*Excerto:*
=====
O problema não é a existência de
um Centro Interpretativo do Estado Novo. O problema é, simplesmente, o local
onde querem erguer este.
Do que se trata, portanto, é de
um debate estritamente político que nada tem a ver com a Academia.
Construir um museu sobre o
fascismo português na cidade de nascimento de Salazar é abrir a porta à
adulação saudosista do ditador pelas pessoas que, iludidas, por falta de
informação, por interpretação errada desse período, por estarem revoltadas com
os podres da democracia, por serem adeptas do Estado Novo ou, até, da ideologia
fascista, adoram António de Oliveira Salazar.
Essas pessoas encontram na
glorificação, na mitificação, na veneração do ditador a forma ideal para
tentarem evangelizar outras pessoas.
Não serão os eventuais elementos
críticos e de denúncia que possam estar dentro de um "Museu Salazar"
- localizado (volto a sublinhar) em Santa Comba Dão, terra natal do ditador -
que diminuirão o magnetismo fascinante desse local para os crentes.
=====
(Entradas do conjunto de dados)
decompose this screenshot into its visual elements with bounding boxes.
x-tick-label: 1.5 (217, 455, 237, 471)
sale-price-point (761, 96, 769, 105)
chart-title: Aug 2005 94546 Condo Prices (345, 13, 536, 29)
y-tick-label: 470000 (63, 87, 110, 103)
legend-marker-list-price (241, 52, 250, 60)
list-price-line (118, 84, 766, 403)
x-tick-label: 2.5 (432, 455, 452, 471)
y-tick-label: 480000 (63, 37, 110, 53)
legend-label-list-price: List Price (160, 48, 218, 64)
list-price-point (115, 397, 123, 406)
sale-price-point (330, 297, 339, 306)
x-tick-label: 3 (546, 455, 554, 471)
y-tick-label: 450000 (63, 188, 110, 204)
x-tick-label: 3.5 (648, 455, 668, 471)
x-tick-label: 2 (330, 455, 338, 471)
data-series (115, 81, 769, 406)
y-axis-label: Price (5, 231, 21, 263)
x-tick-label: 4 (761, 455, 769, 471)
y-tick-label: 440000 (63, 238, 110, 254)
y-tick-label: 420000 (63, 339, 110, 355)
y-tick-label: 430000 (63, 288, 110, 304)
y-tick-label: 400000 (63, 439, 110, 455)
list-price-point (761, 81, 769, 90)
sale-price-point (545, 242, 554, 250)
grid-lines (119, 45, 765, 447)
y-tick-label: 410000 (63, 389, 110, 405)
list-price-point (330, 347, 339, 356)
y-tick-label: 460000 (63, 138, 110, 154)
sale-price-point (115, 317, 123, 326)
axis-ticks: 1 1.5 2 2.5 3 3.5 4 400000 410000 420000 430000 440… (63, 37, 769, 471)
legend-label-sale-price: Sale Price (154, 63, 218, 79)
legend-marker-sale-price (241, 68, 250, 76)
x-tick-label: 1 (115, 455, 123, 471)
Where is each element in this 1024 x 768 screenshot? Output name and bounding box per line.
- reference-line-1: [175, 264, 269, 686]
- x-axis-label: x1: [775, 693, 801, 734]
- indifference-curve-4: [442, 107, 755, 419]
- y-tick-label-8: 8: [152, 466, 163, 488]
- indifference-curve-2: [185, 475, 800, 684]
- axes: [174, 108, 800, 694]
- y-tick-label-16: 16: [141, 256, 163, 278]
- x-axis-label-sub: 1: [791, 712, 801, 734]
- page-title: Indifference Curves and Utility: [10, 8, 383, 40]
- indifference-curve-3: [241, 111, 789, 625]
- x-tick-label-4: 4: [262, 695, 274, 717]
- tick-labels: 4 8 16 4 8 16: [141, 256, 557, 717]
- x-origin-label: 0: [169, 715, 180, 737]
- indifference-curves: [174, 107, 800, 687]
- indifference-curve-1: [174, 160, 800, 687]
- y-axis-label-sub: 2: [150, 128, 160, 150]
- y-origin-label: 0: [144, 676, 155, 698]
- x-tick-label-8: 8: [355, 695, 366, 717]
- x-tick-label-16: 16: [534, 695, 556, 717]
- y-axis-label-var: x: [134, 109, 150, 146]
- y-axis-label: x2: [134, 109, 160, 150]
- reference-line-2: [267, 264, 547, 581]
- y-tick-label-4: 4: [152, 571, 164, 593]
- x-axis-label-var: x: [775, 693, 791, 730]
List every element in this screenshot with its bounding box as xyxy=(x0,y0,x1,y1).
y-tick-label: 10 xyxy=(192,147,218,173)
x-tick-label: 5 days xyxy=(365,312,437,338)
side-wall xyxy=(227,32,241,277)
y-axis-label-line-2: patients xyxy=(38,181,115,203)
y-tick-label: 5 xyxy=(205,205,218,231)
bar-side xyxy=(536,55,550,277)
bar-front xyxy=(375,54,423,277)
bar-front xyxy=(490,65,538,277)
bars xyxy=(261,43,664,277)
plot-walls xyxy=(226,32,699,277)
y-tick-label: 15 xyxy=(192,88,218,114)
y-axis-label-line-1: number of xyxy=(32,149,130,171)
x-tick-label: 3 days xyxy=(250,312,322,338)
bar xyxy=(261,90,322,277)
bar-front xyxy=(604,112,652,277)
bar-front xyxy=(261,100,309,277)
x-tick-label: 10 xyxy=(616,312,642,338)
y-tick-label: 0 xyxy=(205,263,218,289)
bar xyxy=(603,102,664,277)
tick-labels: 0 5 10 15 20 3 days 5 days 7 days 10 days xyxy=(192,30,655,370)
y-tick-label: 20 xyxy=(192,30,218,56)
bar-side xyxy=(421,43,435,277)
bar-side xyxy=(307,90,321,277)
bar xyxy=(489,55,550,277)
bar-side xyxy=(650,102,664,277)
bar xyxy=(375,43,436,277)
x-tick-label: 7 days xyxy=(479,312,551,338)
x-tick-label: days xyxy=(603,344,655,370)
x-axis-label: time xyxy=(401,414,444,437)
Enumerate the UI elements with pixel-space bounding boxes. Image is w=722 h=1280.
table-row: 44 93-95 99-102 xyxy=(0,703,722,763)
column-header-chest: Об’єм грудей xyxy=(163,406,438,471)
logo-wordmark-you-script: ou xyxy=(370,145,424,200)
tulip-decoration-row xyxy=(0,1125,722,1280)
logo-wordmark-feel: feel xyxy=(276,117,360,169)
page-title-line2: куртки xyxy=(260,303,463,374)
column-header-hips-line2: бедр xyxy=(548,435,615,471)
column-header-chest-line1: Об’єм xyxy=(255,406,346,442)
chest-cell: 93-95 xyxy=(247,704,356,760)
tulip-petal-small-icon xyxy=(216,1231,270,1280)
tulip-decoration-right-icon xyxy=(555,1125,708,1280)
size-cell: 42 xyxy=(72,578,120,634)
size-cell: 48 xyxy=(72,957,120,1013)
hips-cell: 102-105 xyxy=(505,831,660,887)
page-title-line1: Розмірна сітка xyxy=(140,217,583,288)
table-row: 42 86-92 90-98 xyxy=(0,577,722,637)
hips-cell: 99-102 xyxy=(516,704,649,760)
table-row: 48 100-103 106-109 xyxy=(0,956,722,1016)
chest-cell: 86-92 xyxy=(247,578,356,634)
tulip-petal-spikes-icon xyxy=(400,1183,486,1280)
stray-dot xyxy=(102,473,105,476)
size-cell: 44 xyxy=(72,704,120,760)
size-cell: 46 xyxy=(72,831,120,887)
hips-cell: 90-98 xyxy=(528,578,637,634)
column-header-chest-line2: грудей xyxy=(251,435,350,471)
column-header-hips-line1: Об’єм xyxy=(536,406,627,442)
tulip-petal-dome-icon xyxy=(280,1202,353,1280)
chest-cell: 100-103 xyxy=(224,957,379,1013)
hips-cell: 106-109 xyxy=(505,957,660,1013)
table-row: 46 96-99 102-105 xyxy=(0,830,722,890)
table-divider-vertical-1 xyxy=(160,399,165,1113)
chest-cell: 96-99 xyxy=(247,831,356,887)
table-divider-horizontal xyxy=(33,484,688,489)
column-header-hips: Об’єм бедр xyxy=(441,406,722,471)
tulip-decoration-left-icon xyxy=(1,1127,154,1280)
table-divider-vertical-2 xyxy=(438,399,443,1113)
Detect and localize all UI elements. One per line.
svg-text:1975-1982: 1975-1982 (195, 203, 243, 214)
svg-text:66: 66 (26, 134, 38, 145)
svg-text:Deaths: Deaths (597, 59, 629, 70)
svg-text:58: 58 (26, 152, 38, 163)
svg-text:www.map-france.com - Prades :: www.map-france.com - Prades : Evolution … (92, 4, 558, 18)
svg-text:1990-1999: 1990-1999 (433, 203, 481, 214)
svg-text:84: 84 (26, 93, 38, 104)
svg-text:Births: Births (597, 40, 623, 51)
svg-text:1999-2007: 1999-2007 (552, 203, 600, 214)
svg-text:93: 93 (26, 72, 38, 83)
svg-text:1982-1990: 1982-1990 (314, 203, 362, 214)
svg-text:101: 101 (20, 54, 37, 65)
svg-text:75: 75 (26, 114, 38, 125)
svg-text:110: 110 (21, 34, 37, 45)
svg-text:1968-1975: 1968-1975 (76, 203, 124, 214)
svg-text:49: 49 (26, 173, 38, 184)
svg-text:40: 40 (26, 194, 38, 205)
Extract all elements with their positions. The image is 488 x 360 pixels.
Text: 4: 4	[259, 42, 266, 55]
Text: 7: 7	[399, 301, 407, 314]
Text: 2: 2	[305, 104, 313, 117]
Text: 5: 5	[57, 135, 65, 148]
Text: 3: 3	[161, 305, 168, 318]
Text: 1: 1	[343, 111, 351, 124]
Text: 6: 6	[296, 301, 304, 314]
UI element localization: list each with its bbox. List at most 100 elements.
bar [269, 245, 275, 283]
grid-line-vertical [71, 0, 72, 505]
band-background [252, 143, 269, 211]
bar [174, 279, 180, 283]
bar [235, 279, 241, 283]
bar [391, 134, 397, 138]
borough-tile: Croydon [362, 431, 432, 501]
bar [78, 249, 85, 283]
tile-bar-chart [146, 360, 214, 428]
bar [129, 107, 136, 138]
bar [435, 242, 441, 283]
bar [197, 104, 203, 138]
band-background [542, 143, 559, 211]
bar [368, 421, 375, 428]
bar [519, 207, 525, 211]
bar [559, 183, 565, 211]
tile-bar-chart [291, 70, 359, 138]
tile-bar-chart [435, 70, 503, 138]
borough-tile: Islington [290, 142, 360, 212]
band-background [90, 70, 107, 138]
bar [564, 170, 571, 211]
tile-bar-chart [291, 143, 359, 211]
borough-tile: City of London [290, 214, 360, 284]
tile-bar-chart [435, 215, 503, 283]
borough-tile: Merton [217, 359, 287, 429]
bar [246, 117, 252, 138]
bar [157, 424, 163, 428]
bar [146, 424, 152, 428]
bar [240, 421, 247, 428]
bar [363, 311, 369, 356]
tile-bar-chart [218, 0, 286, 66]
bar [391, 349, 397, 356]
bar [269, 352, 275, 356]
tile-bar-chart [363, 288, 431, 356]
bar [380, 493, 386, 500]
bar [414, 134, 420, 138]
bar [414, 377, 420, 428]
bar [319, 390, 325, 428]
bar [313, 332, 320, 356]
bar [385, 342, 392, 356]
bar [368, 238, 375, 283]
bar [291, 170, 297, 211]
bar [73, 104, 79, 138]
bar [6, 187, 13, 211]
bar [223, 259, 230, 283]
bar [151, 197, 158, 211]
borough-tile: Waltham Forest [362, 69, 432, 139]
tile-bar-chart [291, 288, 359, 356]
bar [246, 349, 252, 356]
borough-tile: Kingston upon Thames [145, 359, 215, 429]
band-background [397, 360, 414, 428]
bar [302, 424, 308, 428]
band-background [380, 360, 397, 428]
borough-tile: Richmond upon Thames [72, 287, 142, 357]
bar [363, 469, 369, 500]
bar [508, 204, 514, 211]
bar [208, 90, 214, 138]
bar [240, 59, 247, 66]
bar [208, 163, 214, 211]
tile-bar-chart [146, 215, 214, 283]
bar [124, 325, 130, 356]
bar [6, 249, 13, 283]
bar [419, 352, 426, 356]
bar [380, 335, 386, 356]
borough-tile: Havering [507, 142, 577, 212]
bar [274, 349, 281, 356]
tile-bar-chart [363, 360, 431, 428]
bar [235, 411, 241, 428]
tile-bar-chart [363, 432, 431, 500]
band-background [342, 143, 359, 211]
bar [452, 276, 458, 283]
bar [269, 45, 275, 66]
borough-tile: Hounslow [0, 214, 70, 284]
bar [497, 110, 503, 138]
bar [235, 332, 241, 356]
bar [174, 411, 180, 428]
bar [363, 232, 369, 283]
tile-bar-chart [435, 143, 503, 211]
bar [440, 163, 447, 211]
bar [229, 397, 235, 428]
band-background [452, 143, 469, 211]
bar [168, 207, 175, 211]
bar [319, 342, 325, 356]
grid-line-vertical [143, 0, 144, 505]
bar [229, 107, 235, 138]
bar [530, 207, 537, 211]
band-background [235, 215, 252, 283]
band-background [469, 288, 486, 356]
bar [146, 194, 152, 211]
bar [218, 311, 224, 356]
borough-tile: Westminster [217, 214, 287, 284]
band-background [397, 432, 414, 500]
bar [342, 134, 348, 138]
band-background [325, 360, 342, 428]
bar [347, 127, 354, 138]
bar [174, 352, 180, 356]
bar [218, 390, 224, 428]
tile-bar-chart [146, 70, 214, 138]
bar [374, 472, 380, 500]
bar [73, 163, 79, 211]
=====
*Tarefa proposta:* Transcreva do excerto sobre o museu do Estado Novo o trecho que começa nas palavras "O problema não" e termina em "de Oliveira Salazar.".

*Resposta ao exercício:*
O problema não é a existência de
um Centro Interpretativo do Estado Novo. O problema é, simplesmente, o local
onde querem erguer este.
Do que se trata, portanto, é de
um debate estritamente político que nada tem a ver com a Academia.
Construir um museu sobre o
fascismo português na cidade de nascimento de Salazar é abrir a porta à
adulação saudosista do ditador pelas pessoas que, iludidas, por falta de
informação, por interpretação errada desse período, por estarem revoltadas com
os podres da democracia, por serem adeptas do Estado Novo ou, até, da ideologia
fascista, adoram António de Oliveira Salazar.